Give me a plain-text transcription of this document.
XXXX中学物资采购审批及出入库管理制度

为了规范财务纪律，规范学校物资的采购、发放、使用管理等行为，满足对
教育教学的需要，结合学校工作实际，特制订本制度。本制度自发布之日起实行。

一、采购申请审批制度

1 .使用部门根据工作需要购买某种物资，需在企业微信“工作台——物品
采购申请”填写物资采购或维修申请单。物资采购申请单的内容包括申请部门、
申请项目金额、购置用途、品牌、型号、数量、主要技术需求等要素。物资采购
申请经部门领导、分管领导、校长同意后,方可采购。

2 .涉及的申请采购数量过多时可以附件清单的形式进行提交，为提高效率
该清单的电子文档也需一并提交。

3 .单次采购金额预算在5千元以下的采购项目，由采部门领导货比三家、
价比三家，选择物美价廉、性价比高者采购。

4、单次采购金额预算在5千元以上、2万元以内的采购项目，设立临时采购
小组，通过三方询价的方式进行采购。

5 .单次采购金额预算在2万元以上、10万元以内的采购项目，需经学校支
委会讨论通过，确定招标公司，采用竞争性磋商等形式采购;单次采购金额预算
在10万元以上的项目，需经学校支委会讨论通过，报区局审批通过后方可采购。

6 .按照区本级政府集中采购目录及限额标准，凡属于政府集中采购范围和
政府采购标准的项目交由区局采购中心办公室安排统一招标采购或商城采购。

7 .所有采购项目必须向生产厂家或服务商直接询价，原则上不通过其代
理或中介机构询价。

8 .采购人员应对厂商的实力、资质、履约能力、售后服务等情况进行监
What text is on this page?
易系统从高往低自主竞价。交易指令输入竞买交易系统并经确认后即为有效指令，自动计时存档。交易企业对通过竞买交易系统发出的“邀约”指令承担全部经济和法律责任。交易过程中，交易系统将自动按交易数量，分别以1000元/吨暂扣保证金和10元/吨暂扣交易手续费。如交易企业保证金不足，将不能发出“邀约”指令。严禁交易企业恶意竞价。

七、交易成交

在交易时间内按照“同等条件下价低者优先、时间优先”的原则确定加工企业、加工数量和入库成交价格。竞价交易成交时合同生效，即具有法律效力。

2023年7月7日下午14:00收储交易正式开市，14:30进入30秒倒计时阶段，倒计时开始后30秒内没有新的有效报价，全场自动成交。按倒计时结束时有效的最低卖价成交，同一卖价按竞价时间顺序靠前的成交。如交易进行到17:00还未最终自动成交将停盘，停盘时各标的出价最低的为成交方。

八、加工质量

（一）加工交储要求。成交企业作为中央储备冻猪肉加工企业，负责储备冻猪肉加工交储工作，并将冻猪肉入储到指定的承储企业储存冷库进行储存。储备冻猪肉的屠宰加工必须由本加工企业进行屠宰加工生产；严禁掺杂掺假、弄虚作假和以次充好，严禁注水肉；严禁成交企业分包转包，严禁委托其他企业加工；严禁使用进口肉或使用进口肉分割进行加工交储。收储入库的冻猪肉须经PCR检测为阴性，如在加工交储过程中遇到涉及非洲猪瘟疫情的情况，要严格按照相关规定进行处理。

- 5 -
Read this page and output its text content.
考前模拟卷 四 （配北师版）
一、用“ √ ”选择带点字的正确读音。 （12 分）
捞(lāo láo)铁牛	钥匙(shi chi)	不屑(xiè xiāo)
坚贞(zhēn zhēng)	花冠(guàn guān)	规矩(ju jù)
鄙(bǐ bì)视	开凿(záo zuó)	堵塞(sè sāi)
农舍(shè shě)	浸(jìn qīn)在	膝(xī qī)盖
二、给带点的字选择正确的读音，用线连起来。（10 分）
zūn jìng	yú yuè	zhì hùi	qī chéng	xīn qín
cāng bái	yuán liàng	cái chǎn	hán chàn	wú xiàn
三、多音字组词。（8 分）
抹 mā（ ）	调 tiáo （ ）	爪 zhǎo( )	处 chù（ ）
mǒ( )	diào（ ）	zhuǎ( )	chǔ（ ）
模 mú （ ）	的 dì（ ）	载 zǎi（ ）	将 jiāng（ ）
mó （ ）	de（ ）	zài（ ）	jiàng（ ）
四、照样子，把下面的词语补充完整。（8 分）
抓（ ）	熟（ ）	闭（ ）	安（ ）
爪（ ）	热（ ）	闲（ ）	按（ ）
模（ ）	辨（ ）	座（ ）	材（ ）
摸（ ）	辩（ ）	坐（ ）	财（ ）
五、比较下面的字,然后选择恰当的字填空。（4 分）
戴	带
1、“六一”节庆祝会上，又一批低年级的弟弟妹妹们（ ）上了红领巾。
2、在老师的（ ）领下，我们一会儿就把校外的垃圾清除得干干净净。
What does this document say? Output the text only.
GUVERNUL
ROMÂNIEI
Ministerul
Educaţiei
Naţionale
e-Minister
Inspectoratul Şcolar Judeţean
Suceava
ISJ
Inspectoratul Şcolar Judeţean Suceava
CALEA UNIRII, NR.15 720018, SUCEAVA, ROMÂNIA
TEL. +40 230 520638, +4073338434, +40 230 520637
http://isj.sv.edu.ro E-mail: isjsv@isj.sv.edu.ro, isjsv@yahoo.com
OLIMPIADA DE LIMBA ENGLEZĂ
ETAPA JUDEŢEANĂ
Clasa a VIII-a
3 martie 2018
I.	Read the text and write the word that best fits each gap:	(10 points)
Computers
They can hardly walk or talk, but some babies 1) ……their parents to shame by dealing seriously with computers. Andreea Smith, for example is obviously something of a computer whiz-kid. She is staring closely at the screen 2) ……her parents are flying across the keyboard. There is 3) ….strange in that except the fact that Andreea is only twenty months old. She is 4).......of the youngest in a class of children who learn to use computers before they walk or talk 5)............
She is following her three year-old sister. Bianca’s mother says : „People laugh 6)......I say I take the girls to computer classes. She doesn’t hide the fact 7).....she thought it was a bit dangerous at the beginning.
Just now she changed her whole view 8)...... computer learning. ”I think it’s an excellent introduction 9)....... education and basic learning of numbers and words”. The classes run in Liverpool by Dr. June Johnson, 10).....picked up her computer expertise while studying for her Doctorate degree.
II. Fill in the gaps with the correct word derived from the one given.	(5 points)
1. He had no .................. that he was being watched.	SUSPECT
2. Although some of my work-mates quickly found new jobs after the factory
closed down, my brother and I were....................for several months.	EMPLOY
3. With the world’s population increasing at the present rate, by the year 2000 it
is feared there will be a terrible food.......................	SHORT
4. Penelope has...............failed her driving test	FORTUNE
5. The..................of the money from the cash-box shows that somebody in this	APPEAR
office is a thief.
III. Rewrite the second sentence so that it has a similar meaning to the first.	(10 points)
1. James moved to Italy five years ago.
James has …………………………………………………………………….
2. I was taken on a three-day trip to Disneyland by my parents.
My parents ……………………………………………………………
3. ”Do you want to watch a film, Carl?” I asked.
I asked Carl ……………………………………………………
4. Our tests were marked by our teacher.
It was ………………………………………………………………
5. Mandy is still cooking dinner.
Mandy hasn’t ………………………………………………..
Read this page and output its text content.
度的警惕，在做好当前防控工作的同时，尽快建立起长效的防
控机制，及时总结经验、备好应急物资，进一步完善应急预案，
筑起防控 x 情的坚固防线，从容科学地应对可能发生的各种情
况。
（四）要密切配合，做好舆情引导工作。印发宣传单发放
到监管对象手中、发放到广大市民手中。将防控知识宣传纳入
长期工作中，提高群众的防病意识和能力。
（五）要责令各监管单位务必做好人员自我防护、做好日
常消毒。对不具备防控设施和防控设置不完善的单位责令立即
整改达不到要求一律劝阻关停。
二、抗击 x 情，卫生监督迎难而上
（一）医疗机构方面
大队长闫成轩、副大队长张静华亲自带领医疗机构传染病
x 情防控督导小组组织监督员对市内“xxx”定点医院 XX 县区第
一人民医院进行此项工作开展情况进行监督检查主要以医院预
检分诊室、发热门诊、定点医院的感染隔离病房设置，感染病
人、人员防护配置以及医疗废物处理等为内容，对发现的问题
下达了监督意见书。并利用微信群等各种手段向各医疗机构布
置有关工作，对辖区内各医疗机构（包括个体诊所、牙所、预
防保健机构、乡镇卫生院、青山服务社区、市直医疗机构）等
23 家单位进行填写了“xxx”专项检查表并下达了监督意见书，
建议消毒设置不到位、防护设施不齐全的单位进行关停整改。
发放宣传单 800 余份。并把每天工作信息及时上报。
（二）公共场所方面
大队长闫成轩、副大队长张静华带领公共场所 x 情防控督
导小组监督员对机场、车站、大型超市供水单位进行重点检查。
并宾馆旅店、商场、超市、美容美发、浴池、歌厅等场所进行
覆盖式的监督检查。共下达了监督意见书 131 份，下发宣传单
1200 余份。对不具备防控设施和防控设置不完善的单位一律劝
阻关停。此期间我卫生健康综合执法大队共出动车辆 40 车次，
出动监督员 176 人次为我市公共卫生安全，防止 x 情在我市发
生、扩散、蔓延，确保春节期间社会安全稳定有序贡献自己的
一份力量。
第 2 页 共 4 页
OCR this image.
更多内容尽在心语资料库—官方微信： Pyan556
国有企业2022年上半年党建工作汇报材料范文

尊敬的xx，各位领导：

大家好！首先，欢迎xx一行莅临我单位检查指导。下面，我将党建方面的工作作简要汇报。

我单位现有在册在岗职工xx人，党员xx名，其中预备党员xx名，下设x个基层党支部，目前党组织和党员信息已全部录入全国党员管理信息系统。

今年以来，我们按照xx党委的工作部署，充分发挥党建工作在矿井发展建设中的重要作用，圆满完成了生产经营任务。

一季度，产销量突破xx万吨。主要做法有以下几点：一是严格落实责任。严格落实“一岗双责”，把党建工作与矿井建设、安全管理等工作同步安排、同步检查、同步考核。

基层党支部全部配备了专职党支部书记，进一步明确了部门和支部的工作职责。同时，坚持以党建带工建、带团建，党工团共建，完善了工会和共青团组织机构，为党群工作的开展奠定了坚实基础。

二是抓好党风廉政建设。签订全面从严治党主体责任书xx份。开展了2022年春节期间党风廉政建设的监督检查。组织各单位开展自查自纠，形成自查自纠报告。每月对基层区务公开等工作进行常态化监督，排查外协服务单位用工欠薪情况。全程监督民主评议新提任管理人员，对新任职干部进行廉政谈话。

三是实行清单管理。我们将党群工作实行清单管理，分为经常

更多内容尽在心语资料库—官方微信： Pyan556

···

Directive
Make a copy of each line that contains the string "were".

Full output
closed down, my brother and I were....................for several months.	EMPLOY
4. Our tests were marked by our teacher.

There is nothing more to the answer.